## WHAT IS EXPECTED
From the listing that follows, output everything exactly except the pictures.

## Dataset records

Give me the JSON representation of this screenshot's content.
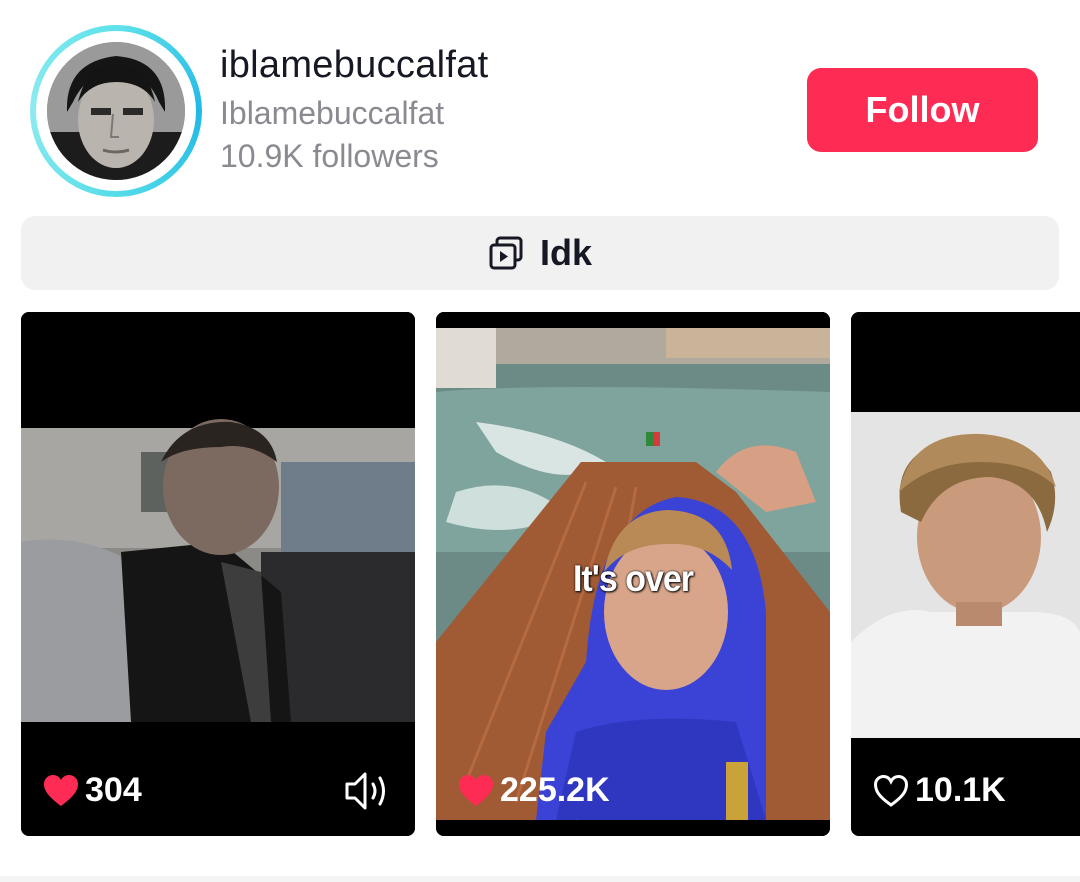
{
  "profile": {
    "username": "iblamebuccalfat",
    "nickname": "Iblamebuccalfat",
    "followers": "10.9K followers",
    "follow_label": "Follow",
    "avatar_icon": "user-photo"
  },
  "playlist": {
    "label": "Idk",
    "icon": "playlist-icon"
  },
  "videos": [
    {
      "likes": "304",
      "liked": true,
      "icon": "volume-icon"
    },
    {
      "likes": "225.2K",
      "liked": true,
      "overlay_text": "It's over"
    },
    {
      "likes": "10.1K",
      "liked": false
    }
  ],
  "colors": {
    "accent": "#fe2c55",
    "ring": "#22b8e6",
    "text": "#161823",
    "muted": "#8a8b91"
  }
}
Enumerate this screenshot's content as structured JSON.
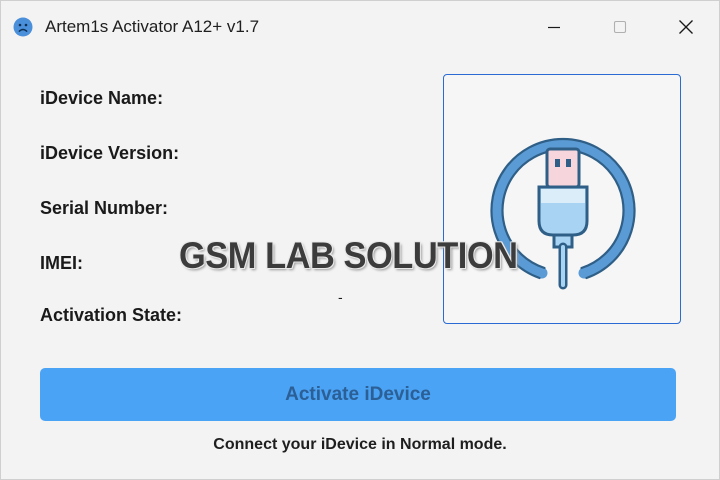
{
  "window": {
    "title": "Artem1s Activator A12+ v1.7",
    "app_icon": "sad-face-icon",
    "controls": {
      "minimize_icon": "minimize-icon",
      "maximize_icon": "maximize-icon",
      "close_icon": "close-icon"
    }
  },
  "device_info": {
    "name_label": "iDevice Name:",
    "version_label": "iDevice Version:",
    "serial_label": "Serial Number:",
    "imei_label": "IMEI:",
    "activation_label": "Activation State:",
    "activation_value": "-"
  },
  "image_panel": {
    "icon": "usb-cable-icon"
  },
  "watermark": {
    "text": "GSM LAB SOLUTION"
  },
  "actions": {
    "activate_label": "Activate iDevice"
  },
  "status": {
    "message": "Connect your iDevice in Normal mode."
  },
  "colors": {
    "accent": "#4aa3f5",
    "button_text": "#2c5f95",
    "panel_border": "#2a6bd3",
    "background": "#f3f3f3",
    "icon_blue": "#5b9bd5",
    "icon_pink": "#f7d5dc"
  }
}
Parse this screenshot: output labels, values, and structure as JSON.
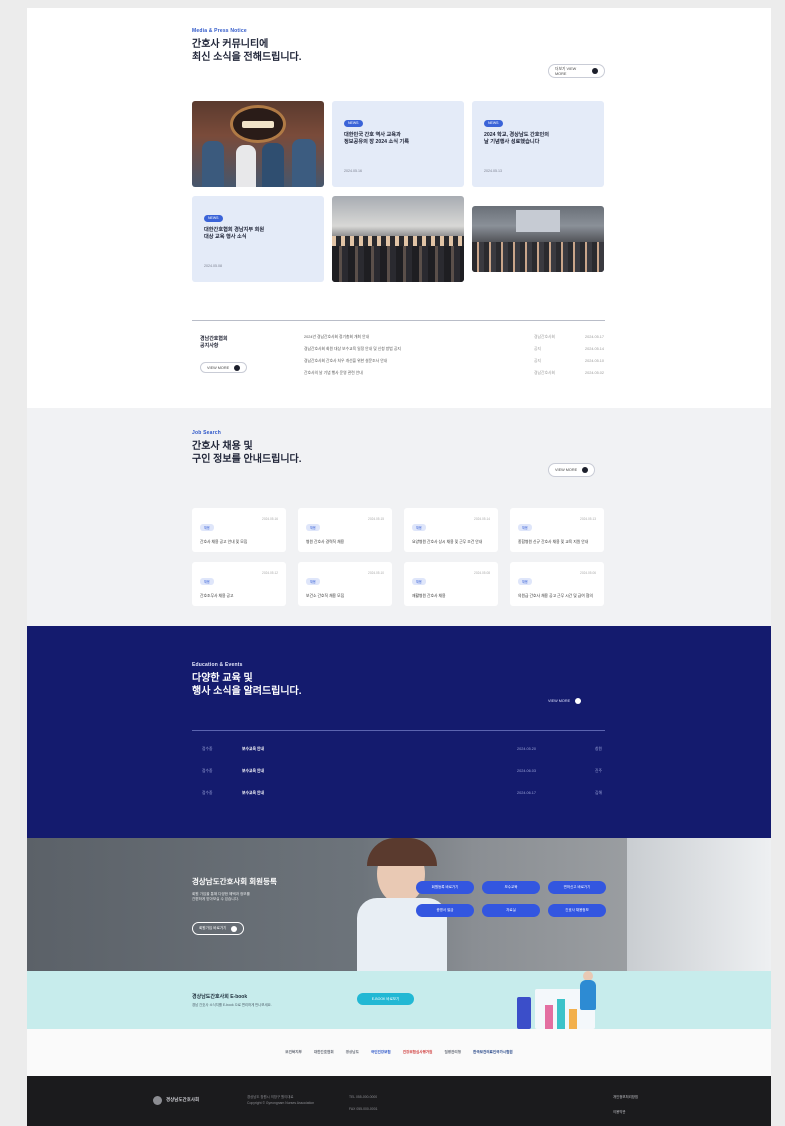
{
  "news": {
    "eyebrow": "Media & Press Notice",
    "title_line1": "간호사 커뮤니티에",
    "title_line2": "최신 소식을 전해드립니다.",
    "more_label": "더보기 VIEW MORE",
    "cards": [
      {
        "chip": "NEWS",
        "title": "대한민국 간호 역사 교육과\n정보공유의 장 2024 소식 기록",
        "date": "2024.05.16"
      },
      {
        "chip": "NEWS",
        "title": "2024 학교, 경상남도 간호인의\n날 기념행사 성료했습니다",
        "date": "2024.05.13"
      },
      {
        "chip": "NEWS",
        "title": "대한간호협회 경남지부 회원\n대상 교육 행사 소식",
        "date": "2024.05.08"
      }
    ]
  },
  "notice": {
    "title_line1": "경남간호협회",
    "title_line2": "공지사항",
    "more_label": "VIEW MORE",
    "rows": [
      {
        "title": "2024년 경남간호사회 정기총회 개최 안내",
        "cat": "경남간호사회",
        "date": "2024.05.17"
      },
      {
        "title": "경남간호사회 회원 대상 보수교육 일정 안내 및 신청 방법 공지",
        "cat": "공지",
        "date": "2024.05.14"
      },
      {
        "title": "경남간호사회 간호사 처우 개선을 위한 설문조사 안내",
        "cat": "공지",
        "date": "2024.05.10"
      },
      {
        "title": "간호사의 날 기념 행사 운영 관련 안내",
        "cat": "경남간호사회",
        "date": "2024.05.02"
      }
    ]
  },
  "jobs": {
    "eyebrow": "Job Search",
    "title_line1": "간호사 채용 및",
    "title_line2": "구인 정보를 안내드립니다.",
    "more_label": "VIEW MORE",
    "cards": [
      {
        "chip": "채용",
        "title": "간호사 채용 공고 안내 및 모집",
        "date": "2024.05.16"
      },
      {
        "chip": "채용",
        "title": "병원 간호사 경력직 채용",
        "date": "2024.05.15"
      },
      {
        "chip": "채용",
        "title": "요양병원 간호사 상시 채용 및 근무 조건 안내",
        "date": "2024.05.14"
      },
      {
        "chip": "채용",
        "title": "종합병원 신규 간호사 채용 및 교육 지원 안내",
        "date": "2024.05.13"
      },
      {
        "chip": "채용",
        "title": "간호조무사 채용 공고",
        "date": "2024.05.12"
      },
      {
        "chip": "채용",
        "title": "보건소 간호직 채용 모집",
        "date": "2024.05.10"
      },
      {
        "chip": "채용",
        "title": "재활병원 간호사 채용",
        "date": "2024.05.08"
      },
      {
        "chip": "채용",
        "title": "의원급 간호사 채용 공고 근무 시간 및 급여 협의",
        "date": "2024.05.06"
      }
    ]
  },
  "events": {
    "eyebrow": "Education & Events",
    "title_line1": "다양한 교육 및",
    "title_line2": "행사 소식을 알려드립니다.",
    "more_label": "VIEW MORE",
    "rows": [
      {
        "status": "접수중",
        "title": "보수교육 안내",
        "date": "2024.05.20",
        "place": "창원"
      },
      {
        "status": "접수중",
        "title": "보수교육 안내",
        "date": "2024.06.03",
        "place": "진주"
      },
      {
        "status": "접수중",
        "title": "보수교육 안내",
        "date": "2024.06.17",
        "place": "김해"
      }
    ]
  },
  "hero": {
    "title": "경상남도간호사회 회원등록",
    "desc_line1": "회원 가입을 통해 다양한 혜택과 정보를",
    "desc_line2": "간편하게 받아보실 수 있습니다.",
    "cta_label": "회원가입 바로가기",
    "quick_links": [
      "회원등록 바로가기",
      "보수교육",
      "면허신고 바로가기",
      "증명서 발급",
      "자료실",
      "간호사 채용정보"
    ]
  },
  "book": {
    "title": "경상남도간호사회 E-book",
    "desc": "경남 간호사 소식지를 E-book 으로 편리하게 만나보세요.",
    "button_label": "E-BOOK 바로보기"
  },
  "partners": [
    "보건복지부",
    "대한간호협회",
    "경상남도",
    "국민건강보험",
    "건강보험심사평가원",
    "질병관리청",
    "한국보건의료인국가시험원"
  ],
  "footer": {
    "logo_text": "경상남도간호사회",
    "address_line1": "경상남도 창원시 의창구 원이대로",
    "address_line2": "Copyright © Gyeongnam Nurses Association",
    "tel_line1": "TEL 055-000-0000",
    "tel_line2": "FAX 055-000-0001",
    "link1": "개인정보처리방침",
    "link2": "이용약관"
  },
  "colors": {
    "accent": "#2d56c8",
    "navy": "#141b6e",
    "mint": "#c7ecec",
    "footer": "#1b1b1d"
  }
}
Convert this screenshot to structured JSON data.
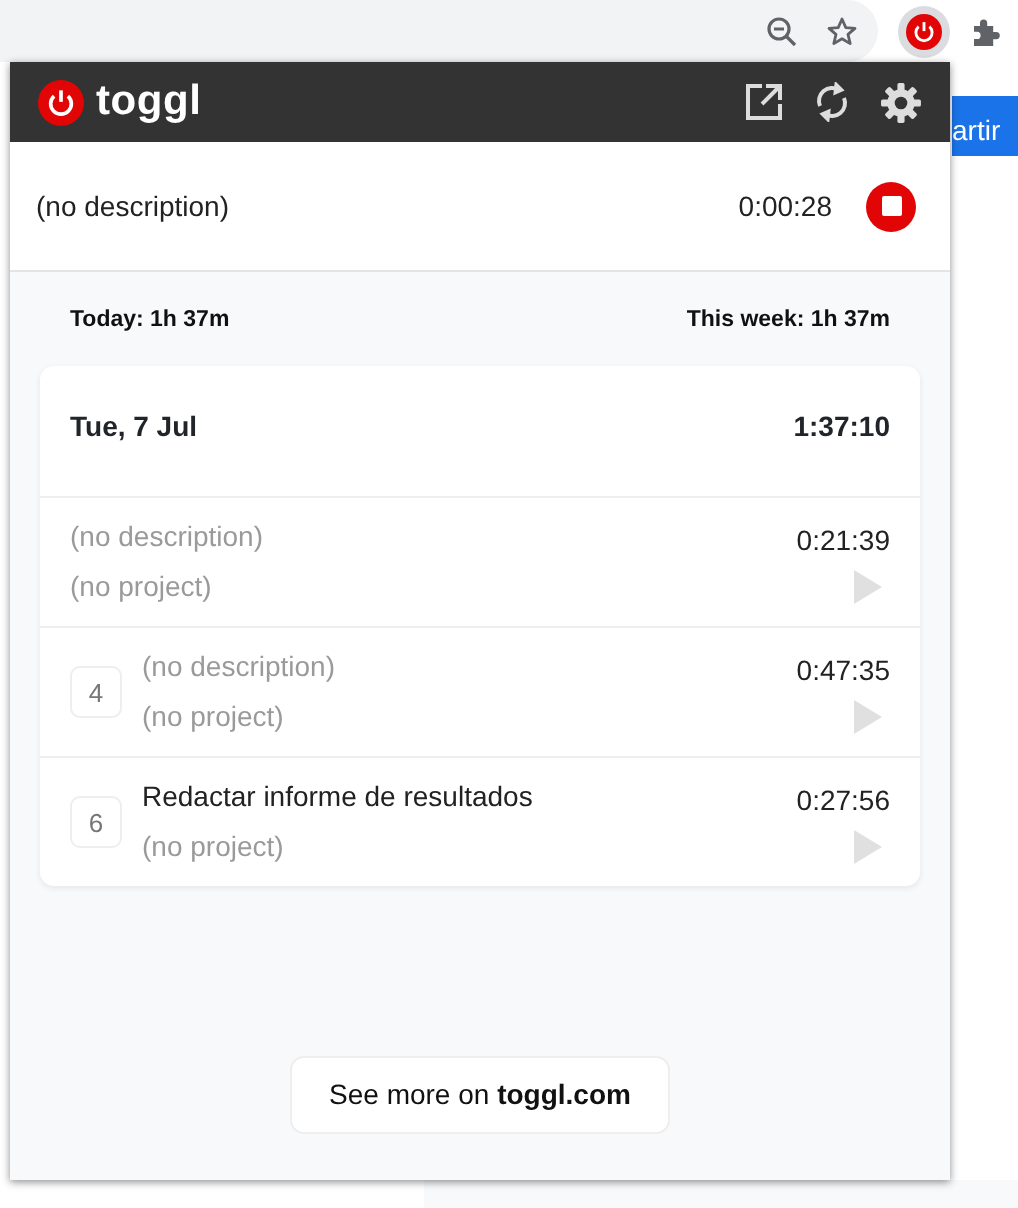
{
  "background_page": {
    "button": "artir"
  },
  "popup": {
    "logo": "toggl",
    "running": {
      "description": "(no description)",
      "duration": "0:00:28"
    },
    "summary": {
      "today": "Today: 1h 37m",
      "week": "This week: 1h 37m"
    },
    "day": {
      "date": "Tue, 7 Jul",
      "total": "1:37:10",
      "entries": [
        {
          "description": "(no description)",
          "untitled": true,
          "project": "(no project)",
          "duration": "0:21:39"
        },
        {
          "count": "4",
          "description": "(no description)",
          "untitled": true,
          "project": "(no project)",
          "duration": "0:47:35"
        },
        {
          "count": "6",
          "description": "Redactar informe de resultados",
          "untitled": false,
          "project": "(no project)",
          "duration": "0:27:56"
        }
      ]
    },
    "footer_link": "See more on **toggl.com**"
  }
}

## TASK OUTPUT
Give me the JSON representation of this screenshot's content.
{
  "profile": {
    "username": "iblamebuccalfat",
    "nickname": "Iblamebuccalfat",
    "followers": "10.9K followers",
    "follow_label": "Follow",
    "avatar_icon": "user-photo"
  },
  "playlist": {
    "label": "Idk",
    "icon": "playlist-icon"
  },
  "videos": [
    {
      "likes": "304",
      "liked": true,
      "icon": "volume-icon"
    },
    {
      "likes": "225.2K",
      "liked": true,
      "overlay_text": "It's over"
    },
    {
      "likes": "10.1K",
      "liked": false
    }
  ],
  "colors": {
    "accent": "#fe2c55",
    "ring": "#22b8e6",
    "text": "#161823",
    "muted": "#8a8b91"
  }
}
Enumerate this screenshot's content as structured JSON.
{
  "window": {
    "title": "Artem1s Activator A12+ v1.7",
    "app_icon": "sad-face-icon",
    "controls": {
      "minimize_icon": "minimize-icon",
      "maximize_icon": "maximize-icon",
      "close_icon": "close-icon"
    }
  },
  "device_info": {
    "name_label": "iDevice Name:",
    "version_label": "iDevice Version:",
    "serial_label": "Serial Number:",
    "imei_label": "IMEI:",
    "activation_label": "Activation State:",
    "activation_value": "-"
  },
  "image_panel": {
    "icon": "usb-cable-icon"
  },
  "watermark": {
    "text": "GSM LAB SOLUTION"
  },
  "actions": {
    "activate_label": "Activate iDevice"
  },
  "status": {
    "message": "Connect your iDevice in Normal mode."
  },
  "colors": {
    "accent": "#4aa3f5",
    "button_text": "#2c5f95",
    "panel_border": "#2a6bd3",
    "background": "#f3f3f3",
    "icon_blue": "#5b9bd5",
    "icon_pink": "#f7d5dc"
  }
}
Parse this screenshot: output labels, values, and structure as JSON.
{
  "news": {
    "eyebrow": "Media & Press Notice",
    "title_line1": "간호사 커뮤니티에",
    "title_line2": "최신 소식을 전해드립니다.",
    "more_label": "더보기 VIEW MORE",
    "cards": [
      {
        "chip": "NEWS",
        "title": "대한민국 간호 역사 교육과\n정보공유의 장 2024 소식 기록",
        "date": "2024.05.16"
      },
      {
        "chip": "NEWS",
        "title": "2024 학교, 경상남도 간호인의\n날 기념행사 성료했습니다",
        "date": "2024.05.13"
      },
      {
        "chip": "NEWS",
        "title": "대한간호협회 경남지부 회원\n대상 교육 행사 소식",
        "date": "2024.05.08"
      }
    ]
  },
  "notice": {
    "title_line1": "경남간호협회",
    "title_line2": "공지사항",
    "more_label": "VIEW MORE",
    "rows": [
      {
        "title": "2024년 경남간호사회 정기총회 개최 안내",
        "cat": "경남간호사회",
        "date": "2024.05.17"
      },
      {
        "title": "경남간호사회 회원 대상 보수교육 일정 안내 및 신청 방법 공지",
        "cat": "공지",
        "date": "2024.05.14"
      },
      {
        "title": "경남간호사회 간호사 처우 개선을 위한 설문조사 안내",
        "cat": "공지",
        "date": "2024.05.10"
      },
      {
        "title": "간호사의 날 기념 행사 운영 관련 안내",
        "cat": "경남간호사회",
        "date": "2024.05.02"
      }
    ]
  },
  "jobs": {
    "eyebrow": "Job Search",
    "title_line1": "간호사 채용 및",
    "title_line2": "구인 정보를 안내드립니다.",
    "more_label": "VIEW MORE",
    "cards": [
      {
        "chip": "채용",
        "title": "간호사 채용 공고 안내 및 모집",
        "date": "2024.05.16"
      },
      {
        "chip": "채용",
        "title": "병원 간호사 경력직 채용",
        "date": "2024.05.15"
      },
      {
        "chip": "채용",
        "title": "요양병원 간호사 상시 채용 및 근무 조건 안내",
        "date": "2024.05.14"
      },
      {
        "chip": "채용",
        "title": "종합병원 신규 간호사 채용 및 교육 지원 안내",
        "date": "2024.05.13"
      },
      {
        "chip": "채용",
        "title": "간호조무사 채용 공고",
        "date": "2024.05.12"
      },
      {
        "chip": "채용",
        "title": "보건소 간호직 채용 모집",
        "date": "2024.05.10"
      },
      {
        "chip": "채용",
        "title": "재활병원 간호사 채용",
        "date": "2024.05.08"
      },
      {
        "chip": "채용",
        "title": "의원급 간호사 채용 공고 근무 시간 및 급여 협의",
        "date": "2024.05.06"
      }
    ]
  },
  "events": {
    "eyebrow": "Education & Events",
    "title_line1": "다양한 교육 및",
    "title_line2": "행사 소식을 알려드립니다.",
    "more_label": "VIEW MORE",
    "rows": [
      {
        "status": "접수중",
        "title": "보수교육 안내",
        "date": "2024.05.20",
        "place": "창원"
      },
      {
        "status": "접수중",
        "title": "보수교육 안내",
        "date": "2024.06.03",
        "place": "진주"
      },
      {
        "status": "접수중",
        "title": "보수교육 안내",
        "date": "2024.06.17",
        "place": "김해"
      }
    ]
  },
  "hero": {
    "title": "경상남도간호사회 회원등록",
    "desc_line1": "회원 가입을 통해 다양한 혜택과 정보를",
    "desc_line2": "간편하게 받아보실 수 있습니다.",
    "cta_label": "회원가입 바로가기",
    "quick_links": [
      "회원등록 바로가기",
      "보수교육",
      "면허신고 바로가기",
      "증명서 발급",
      "자료실",
      "간호사 채용정보"
    ]
  },
  "book": {
    "title": "경상남도간호사회 E-book",
    "desc": "경남 간호사 소식지를 E-book 으로 편리하게 만나보세요.",
    "button_label": "E-BOOK 바로보기"
  },
  "partners": [
    "보건복지부",
    "대한간호협회",
    "경상남도",
    "국민건강보험",
    "건강보험심사평가원",
    "질병관리청",
    "한국보건의료인국가시험원"
  ],
  "footer": {
    "logo_text": "경상남도간호사회",
    "address_line1": "경상남도 창원시 의창구 원이대로",
    "address_line2": "Copyright © Gyeongnam Nurses Association",
    "tel_line1": "TEL 055-000-0000",
    "tel_line2": "FAX 055-000-0001",
    "link1": "개인정보처리방침",
    "link2": "이용약관"
  },
  "colors": {
    "accent": "#2d56c8",
    "navy": "#141b6e",
    "mint": "#c7ecec",
    "footer": "#1b1b1d"
  }
}
Convert this screenshot to structured JSON data.
{
  "background_page": {
    "button": "artir"
  },
  "popup": {
    "logo": "toggl",
    "running": {
      "description": "(no description)",
      "duration": "0:00:28"
    },
    "summary": {
      "today": "Today: 1h 37m",
      "week": "This week: 1h 37m"
    },
    "day": {
      "date": "Tue, 7 Jul",
      "total": "1:37:10",
      "entries": [
        {
          "description": "(no description)",
          "untitled": true,
          "project": "(no project)",
          "duration": "0:21:39"
        },
        {
          "count": "4",
          "description": "(no description)",
          "untitled": true,
          "project": "(no project)",
          "duration": "0:47:35"
        },
        {
          "count": "6",
          "description": "Redactar informe de resultados",
          "untitled": false,
          "project": "(no project)",
          "duration": "0:27:56"
        }
      ]
    },
    "footer_link": "See more on **toggl.com**"
  }
}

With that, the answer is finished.